#### ЗАДАНИЯ К ВЫПОЛНЕНИЮ
**1)** Кто создал дизайн сценографии для постановки, о которой идет речь во фрагменте страницы?
**2)** Перечислите все оперы, которые во фрагменте страницы названы как то, что можно играть в таком условном пространстве.
**3)** Перепечатайте из фрагмента страницы отрывок, начиная с места, где стоят слова «Человеку и человеческому», и заканчивая словами «концов приходится расплачиваться.».

#### ФРАГМЕНТ СТРАНИЦЫ

Вслед за думным дьяком Щелкаловым — безликим приложением к своему идеально выглаженному серому костюму чиновника — все действующие лица нового «Бориса Годунова» выглядят шаблонными, лишенными сколь-нибудь ощутимого личностного объема. Столь же безликим кжется на первый взгляд и аскетичный дизайн Яна Версвейвельда: в центре — видеоэкран, под ним — крутая лестница, по бокам — удваивающие объем сцены зеркала. В таком условном пространстве можно играть хоть «Бориса Годунова», хоть «Севильского цирюльника» Россини, хоть вагнеровского «Парсифаля». На протяжении двух с половиной часов спектакля сценография остается неизменной и для корчмы на литовской границе, и для монашеской кельи, и для царских палат, мозоля глаза и раздражая монотонностью и статикой. Режиссеру только того и нужно — в какой-то момент замечаешь, что у ван Хове начисто отсутствует деление на общественные и частные пространства. События «Годунова» разворачиваются на виду, на юру, и любая попытка интимного высказывания героев — хоть царевны Ксении, горюющей по своему убитому жениху, хоть самого Бориса — воспринимается здесь как нечто неуместное.
Человеку и человеческому в постановке ван Хове вообще нет места, и в главные герои парижского «Бориса» он выводит не Годунова, и не опытного царедворца Шуйского, и не «голого человека на голой земле» Юродивого.
Истинным протагонистом режиссерского сюжета становится пространство властной вертикали — та самая «лестница крутая», что снится Отрепьеву и что ведет куда-то во тьму сценического трюма, откуда появляются и где рано или поздно растворяются персонажи. Поближе к ней хотят оказаться и Пимен, и Варлаам с Мисаилом, так что все действие разворачивается буквально у ее подножия. Она притягивает действие спектакля, как магнит, как фетиш — и за опасное влечение в конце концов приходится расплачиваться.
Работа политического механизма остроумно показана в сцене коронации. Ван Хове решает этот эпизод как инаугурацию нашего современника — вслед за множеством других сегодняшних постановщиков «Бориса». Но в искусстве важно не «что», а «как»: за церемонией зритель наблюдает глазами видеооператора, фиксирующегося на восхождении сановника по лестнице и транслирующего на экран только движения его ног в рапиде — власть в прямом смысле слова делает его безликим. Никакой Годунов, конечно, не убийца, хотя кровавые мальчики поселились в его болезненном сознании отнюдь не случайно: лишившись индивидуальности и идентичности, человек неминуемо теряет рассудок. Иво ван Хове прочитал оперу Мусоргского как психодраму об иссушающей душу власти — и чем ближе к финалу спектакля, тем отчетливее кажется, что голландский режиссер лукавил, когда заявлял в предпремьерных интервью, будто в его парижском «Борисе» нет ничего специфически русского.

#### ИСХОДНЫЙ МАТЕРИАЛ
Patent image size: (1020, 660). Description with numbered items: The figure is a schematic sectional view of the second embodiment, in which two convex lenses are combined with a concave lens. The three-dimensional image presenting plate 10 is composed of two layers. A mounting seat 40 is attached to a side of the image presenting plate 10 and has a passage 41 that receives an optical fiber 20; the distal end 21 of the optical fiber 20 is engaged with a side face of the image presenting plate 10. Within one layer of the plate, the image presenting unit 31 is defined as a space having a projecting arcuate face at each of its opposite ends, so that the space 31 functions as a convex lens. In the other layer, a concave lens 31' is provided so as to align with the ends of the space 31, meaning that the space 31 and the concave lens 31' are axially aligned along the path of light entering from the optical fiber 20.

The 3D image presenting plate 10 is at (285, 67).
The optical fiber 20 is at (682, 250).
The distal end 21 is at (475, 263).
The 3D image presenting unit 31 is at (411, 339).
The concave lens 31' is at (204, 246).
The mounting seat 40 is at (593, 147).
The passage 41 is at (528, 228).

#### СПИСОК РЕШЕНИЙ
**1)** Ян Версвейвельд.

**2)** «Борис Годунов», «Севильский цирюльник» Россини, «Парсифаль» Вагнера.

**3)**
Человеку и человеческому в постановке ван Хове вообще нет места, и в главные герои парижского «Бориса» он выводит не Годунова, и не опытного царедворца Шуйского, и не «голого человека на голой земле» Юродивого.
Истинным протагонистом режиссерского сюжета становится пространство властной вертикали — та самая «лестница крутая», что снится Отрепьеву и что ведет куда-то во тьму сценического трюма, откуда появляются и где рано или поздно растворяются персонажи. Поближе к ней хотят оказаться и Пимен, и Варлаам с Мисаилом, так что все действие разворачивается буквально у ее подножия. Она притягивает действие спектакля, как магнит, как фетиш — и за опасное влечение в конце концов приходится расплачиваться.